_Short task_:
Among the entries below, count the lines where the string "аптеке" occurs, and give only the number.

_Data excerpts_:
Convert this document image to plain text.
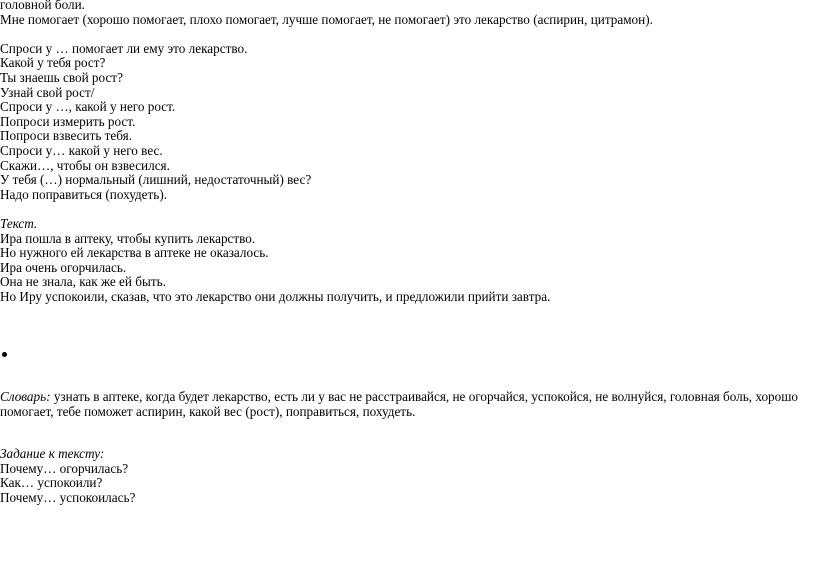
головной боли.
Мне помогает (хорошо помогает, плохо помогает, лучше помогает, не помогает) это лекарство (аспирин, цитрамон).
Спроси у … помогает ли ему это лекарство.
Какой у тебя рост?
Ты знаешь свой рост?
Узнай свой рост/
Спроси у …, какой у него рост.
Попроси измерить рост.
Попроси взвесить тебя.
Спроси у… какой у него вес.
Скажи…, чтобы он взвесился.
У тебя (…) нормальный (лишний, недостаточный) вес?
Надо поправиться (похудеть).
Текст.
Ира пошла в аптеку, чтобы купить лекарство.
Но нужного ей лекарства в аптеке не оказалось.
Ира очень огорчилась.
Она не знала, как же ей быть.
Но Иру успокоили, сказав, что это лекарство они должны получить, и предложили прийти завтра.
Словарь: узнать в аптеке, когда будет лекарство, есть ли у вас не расстраивайся, не огорчайся, успокойся, не волнуйся, головная боль, хорошо помогает, тебе поможет аспирин, какой вес (рост), поправиться, похудеть.
Задание к тексту:
Почему… огорчилась?
Как… успокоили?
Почему… успокоилась?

_Exercise output_:
2